→ WRITTEN EXERCISE
Wherever the word "sehr" shows up in a line, please copy that line.

* BEGIN DATASET *

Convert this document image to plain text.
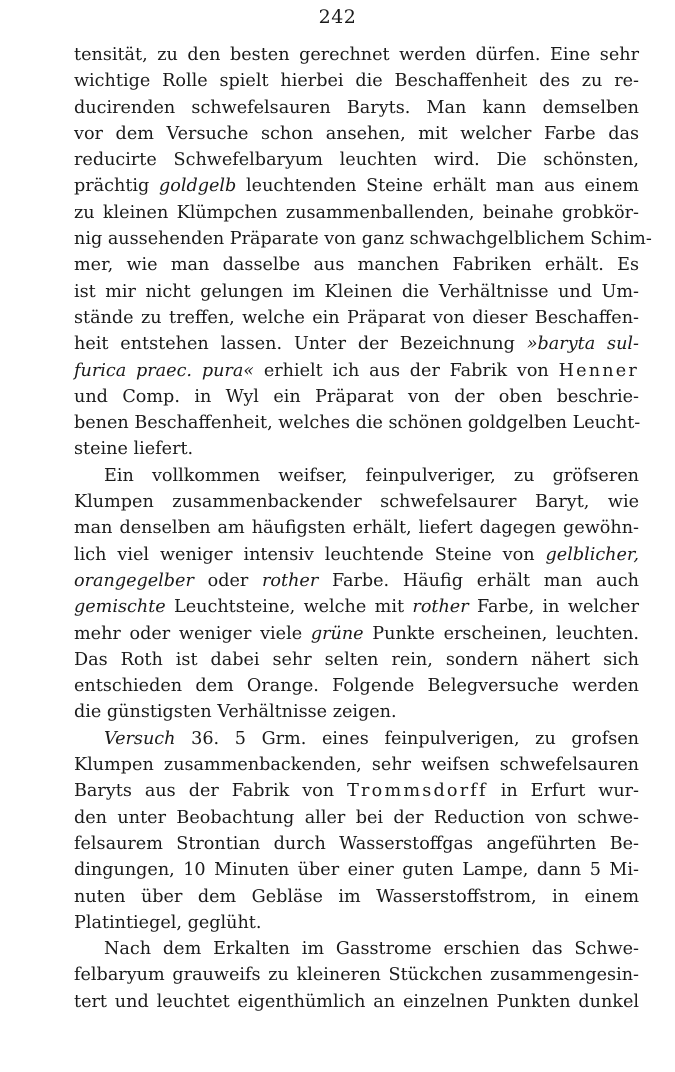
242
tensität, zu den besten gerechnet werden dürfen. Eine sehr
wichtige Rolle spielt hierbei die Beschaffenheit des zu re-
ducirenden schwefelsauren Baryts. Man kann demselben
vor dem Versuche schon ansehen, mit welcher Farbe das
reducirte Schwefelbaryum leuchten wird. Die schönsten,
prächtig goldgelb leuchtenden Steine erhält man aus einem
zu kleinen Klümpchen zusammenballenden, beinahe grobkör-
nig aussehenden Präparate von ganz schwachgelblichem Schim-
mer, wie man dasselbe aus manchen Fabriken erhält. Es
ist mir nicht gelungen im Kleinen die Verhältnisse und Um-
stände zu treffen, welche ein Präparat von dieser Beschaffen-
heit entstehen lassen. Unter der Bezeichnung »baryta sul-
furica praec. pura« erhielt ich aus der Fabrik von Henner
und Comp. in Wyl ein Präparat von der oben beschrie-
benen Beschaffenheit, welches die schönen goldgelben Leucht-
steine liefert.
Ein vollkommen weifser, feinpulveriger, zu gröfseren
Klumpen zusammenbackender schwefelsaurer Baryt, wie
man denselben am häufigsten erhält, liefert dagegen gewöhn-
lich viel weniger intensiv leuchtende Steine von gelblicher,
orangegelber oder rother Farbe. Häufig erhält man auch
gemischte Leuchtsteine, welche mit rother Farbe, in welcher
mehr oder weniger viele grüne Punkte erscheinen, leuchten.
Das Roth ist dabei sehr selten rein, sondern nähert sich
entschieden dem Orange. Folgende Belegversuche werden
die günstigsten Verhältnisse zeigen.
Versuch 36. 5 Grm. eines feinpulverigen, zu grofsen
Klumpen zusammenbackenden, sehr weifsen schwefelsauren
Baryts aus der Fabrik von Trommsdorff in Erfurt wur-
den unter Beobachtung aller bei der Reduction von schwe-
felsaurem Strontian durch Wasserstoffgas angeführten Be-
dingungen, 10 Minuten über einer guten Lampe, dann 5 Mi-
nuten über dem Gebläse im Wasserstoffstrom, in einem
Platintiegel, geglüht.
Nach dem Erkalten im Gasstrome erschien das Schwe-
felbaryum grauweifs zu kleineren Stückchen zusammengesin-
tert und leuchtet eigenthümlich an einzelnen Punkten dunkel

* END DATASET *
* BEGIN DATASET *

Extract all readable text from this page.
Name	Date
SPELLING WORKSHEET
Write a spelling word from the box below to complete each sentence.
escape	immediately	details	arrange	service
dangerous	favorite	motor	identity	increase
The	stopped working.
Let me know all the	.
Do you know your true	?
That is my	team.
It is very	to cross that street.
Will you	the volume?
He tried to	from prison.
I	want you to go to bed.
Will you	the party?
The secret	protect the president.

* END DATASET *

→ FINISHED EXERCISE
tensität, zu den besten gerechnet werden dürfen. Eine sehr
Das Roth ist dabei sehr selten rein, sondern nähert sich
Klumpen zusammenbackenden, sehr weifsen schwefelsauren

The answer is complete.